Or when he insisted that I NOT video-tape him, when I got my camera out to film some scenery. “I’m a member of the Tasmanian Defence Force and we aren’t allowed to be photographed.” OK. Rodger-dodger. Or…now get this…even when we stopped to get a coffee, and he went out to his vehicle (which was out of my view) “to have a smoke”…and was taking a long time to come back in…so long that I went to make sure he hadn’t split with all my gear! See, I was safe because he had left his new video camera with me in the coffee shop! Right!
Enough. The point is, he was somewhat of a shady-seeming individual. But, on that trip we did have some intelligent conversation about stuff. He informed me, for example, that if anyone was out in the wilderness in Tasmania and “something happened to them”…like I’m not sure what?…there’d never be any proof they ever existed, because the “devils” would eat them all up, bones and hair included. If there was a metal belt-buckle that might be left uneaten. Interesting stuff like that. And, he was heavily into raptors…birds of prey…and even gave me a couple of raptor books to read when he dropped me off.
Nonetheless, I considered him a mate. So it was with genuine sincerity and appreciation that I greeted him the second time we met. He had my little rock hanging there.
OK, so we’re off down the road through the countryside near Ouse.
“Hey, Jeff, I was just thinking…there’s this really cool spot over the hill there where I used to go hunting when I was a kid. I bet you could get some great photos there.”
Now, I’m sure there’s heaps of tucked-away beauty spots in Tassie, but my goal now was to get across the island, as it would be getting dark around the time we would arrive.
“Thanks anyway, bro. I think I’ll pass. I want to get on down the road. Is that cool?”
But he persisted in insisting. “It’s really pretty there, mate. You’d be sorry you almost passed it up if we check it out. Whaddaya say?”
After about fifteen minutes of this, I said, “Hey, so you’re taking me all the way across, right?”
“OK, let’s do it.” I basically agreed to go just shut him up. But I figured, I’m there…what’s a little longer going to mean?
Instantly we slowed down and pulled a u-ey. We then stopped by the roadside. Michael looked at me and said “Hey, the back door is loose…do you mind getting out to check it?”
Much to my credit-that-didn’t-matter, I responded, “Why don’t you do it?”
“I’m the driver. I’m having a smoke” he replied, slightly nervously.
I thought, “What the fuck?” so I jumped out and stepped back to re-close the door. Little did I know that he had more than likely left the door ajar at the servo intentionally, just so he could legitimately ask me, unsuspiciously, at this exact moment in time, to get out and check it for him. While he…the driver…had a smoke. I didn’t pause to reflect on why having a cigarette could in any way present an impediment to getting out of a vehicle and walking a few meters. I mean, if he had been paraplegic or something, it would have made sense. But no, it didn’t matter. It was a beautiful day and I was hitching in an unknown but wonderful place. I had just been picked up by a dude who had given me a ride before, and who had offered to take me all the way to where I was going! What excellent luck!

> _Stored data_
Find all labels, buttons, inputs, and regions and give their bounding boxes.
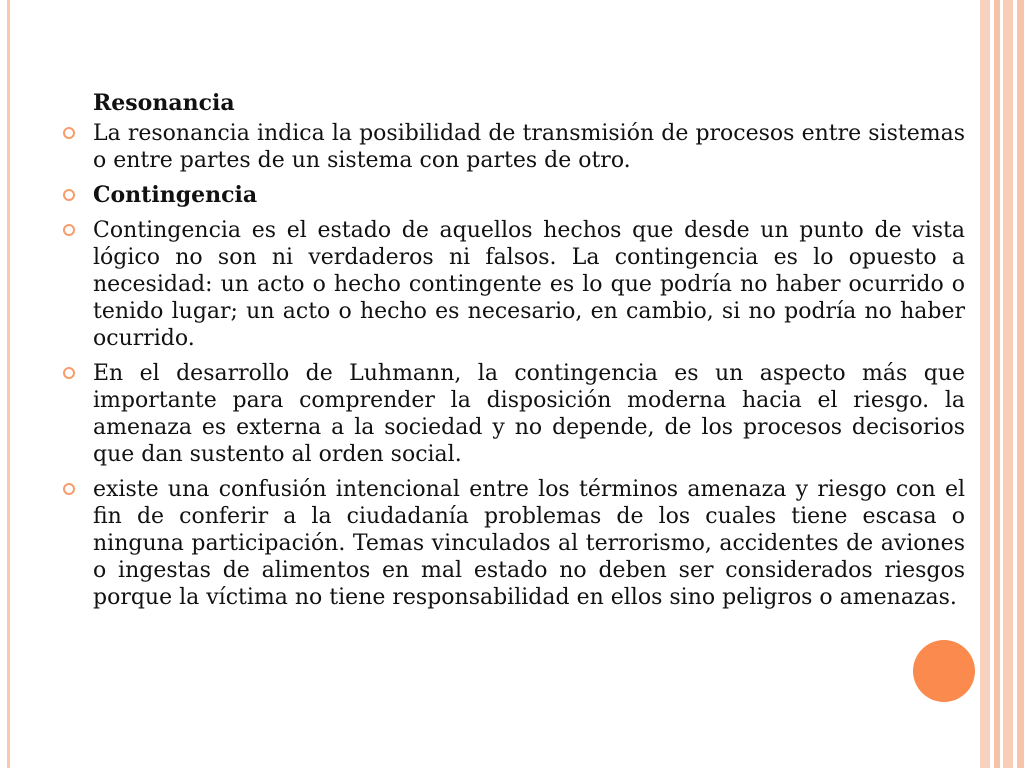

> _What you need to do_
1) Copy out the hitchhiking story between "Now, I’m sure" and "we would arrive.", inclusive.
2) In the hitchhiking story, what does the driver ask the narrator to get out and check after they pull a u-ey?

> _Outputs in order_
1)
Now, I’m sure there’s heaps of tucked-away beauty spots in Tassie, but my goal now was to get across the island, as it would be getting dark around the time we would arrive.

2) The back door, which he says is loose.